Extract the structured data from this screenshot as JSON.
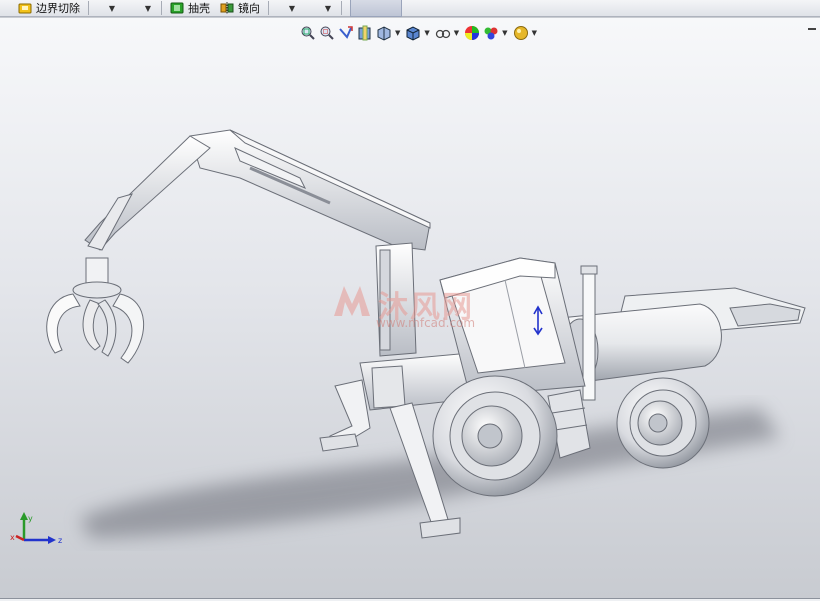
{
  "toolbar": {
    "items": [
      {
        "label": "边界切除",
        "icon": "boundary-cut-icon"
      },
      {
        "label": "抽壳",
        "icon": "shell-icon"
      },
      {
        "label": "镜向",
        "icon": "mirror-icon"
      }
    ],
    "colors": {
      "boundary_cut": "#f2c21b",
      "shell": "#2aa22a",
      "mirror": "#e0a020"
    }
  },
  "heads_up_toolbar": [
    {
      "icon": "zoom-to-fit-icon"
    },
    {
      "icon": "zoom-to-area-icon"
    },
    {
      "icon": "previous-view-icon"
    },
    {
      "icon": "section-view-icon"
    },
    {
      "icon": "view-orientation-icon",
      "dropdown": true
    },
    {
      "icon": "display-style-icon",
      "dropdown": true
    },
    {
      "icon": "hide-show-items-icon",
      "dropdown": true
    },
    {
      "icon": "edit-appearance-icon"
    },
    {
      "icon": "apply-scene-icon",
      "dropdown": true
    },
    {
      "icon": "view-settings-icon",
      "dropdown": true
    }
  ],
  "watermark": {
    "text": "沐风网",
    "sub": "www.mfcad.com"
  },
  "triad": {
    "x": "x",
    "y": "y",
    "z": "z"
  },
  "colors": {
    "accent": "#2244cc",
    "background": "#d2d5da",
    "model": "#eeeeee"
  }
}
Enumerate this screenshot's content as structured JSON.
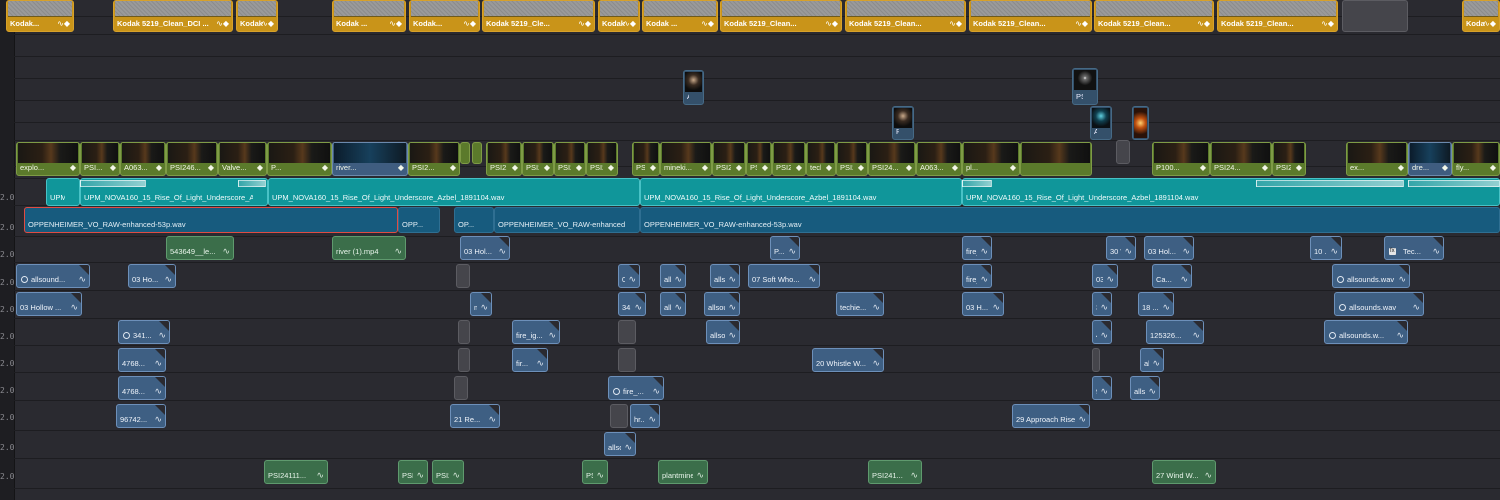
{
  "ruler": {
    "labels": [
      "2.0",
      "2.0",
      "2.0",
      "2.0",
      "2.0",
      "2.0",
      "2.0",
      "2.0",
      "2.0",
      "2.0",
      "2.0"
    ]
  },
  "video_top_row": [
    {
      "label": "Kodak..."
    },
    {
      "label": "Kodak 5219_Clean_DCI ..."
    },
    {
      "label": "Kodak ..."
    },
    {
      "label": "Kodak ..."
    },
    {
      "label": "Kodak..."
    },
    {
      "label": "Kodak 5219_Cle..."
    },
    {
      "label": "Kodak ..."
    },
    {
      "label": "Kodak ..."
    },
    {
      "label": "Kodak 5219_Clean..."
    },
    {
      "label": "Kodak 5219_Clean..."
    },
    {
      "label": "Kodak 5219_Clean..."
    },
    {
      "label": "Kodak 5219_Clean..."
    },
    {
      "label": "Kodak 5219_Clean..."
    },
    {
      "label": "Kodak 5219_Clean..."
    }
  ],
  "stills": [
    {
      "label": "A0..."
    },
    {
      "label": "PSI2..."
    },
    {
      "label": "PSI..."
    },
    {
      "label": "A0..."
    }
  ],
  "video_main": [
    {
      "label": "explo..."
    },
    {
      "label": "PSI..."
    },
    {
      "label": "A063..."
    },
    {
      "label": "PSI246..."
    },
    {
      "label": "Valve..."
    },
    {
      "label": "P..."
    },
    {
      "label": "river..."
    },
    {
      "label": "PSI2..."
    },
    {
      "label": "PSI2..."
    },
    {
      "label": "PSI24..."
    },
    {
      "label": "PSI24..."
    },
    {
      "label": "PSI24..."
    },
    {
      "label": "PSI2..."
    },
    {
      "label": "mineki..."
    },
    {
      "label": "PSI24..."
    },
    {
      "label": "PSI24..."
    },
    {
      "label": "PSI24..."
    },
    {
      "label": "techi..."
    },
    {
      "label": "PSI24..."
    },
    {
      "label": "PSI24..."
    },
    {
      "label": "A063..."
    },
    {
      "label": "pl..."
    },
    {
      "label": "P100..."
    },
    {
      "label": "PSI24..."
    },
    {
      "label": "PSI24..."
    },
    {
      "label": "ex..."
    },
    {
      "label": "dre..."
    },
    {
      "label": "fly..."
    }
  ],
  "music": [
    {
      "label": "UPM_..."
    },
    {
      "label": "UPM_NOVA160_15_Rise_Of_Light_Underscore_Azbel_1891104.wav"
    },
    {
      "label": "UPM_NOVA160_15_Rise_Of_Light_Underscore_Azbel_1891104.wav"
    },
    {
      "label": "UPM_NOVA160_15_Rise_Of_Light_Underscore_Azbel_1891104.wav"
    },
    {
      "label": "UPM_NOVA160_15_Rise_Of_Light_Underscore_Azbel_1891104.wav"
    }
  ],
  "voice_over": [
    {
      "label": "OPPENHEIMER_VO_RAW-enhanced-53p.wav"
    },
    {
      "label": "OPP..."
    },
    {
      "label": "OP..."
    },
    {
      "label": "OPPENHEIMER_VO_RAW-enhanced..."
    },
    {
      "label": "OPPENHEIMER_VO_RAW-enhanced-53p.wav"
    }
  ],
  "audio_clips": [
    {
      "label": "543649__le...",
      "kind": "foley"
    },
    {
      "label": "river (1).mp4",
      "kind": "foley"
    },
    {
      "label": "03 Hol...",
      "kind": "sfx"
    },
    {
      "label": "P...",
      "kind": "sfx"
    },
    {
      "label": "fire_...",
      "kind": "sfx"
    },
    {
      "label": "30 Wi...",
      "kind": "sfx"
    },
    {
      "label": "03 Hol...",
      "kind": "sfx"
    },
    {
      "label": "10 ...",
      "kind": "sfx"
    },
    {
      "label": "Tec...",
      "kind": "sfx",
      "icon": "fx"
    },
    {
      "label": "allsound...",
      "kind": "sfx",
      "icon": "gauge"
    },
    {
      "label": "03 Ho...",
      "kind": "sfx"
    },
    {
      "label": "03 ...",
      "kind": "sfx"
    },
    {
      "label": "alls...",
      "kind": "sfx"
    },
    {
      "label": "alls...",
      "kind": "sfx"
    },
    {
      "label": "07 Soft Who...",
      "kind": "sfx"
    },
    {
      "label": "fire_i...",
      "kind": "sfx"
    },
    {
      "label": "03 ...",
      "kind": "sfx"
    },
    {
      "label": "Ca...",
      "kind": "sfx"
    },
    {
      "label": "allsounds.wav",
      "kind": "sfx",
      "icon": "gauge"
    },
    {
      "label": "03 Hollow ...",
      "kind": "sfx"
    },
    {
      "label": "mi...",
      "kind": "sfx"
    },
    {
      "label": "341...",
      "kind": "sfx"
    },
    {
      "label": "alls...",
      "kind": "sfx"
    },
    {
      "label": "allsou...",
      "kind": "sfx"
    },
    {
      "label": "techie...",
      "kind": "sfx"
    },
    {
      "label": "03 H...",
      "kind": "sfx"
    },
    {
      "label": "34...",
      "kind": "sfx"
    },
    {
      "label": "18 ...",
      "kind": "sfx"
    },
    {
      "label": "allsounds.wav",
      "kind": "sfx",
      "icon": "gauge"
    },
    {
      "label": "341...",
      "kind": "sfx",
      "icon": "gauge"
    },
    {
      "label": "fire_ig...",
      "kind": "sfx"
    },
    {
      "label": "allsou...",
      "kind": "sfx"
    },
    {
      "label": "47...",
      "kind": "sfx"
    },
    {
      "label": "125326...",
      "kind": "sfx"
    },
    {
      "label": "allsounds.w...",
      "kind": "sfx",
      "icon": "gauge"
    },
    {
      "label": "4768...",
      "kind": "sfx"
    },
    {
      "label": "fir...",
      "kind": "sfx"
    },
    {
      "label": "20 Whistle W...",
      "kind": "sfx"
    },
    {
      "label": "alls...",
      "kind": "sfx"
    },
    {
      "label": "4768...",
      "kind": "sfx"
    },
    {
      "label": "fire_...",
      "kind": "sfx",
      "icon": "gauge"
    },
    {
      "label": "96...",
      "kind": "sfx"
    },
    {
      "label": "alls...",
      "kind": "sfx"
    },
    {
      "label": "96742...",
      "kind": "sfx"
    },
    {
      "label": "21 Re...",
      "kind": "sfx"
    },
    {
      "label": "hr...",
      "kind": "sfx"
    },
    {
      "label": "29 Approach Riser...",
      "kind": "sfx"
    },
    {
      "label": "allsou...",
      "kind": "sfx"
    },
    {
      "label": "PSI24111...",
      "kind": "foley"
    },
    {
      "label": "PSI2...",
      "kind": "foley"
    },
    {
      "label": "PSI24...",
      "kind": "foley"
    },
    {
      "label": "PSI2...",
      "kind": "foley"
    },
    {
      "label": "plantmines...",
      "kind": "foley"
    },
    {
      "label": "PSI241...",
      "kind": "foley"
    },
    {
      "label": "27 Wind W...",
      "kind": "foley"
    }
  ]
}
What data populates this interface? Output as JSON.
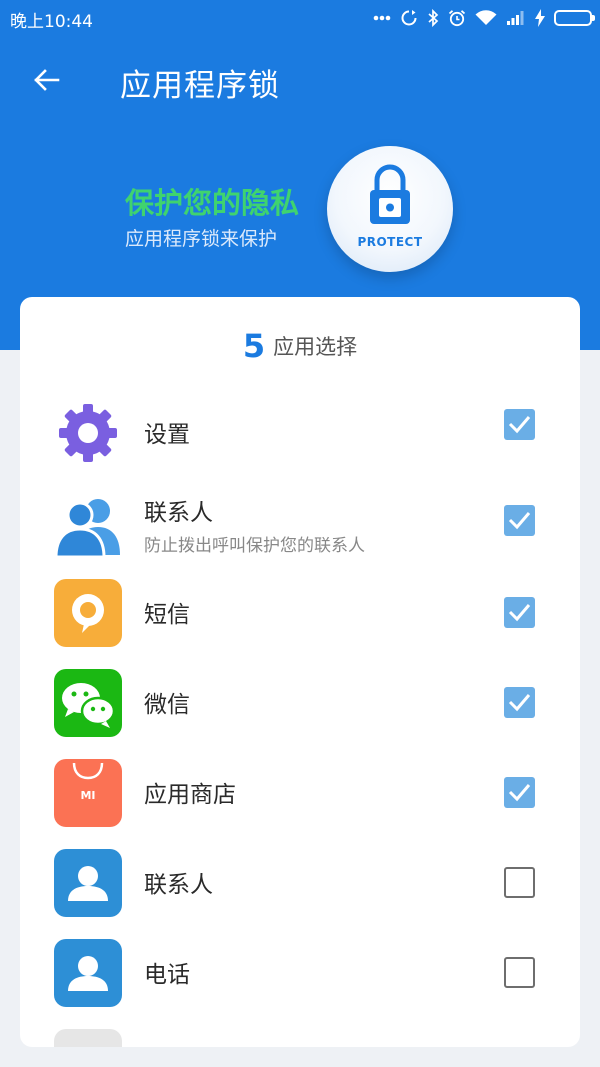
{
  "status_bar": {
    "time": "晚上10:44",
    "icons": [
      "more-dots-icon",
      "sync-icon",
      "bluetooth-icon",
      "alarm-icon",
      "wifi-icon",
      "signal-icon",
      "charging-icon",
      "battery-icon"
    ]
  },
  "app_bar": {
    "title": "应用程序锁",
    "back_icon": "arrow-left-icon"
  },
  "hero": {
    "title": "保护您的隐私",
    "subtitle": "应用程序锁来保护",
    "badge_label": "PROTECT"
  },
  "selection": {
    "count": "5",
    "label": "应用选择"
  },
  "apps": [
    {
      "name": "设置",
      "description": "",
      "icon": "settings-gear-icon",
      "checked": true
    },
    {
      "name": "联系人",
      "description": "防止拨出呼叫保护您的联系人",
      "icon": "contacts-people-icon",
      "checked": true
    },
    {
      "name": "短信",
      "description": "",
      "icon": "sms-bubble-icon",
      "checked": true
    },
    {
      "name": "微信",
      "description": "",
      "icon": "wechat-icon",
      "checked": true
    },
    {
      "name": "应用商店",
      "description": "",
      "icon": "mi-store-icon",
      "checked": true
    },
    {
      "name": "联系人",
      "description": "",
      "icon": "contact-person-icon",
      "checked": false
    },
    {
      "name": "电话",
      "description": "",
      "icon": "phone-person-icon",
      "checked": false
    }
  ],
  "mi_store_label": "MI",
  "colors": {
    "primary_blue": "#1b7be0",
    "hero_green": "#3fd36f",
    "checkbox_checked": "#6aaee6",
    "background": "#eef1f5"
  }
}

■ OBJECTIVE
From the entries above, list each line with "structured" in it.

■ RESULT
Extract the structured data from this screenshot as JSON.
Enumerate this screenshot's content as structured JSON.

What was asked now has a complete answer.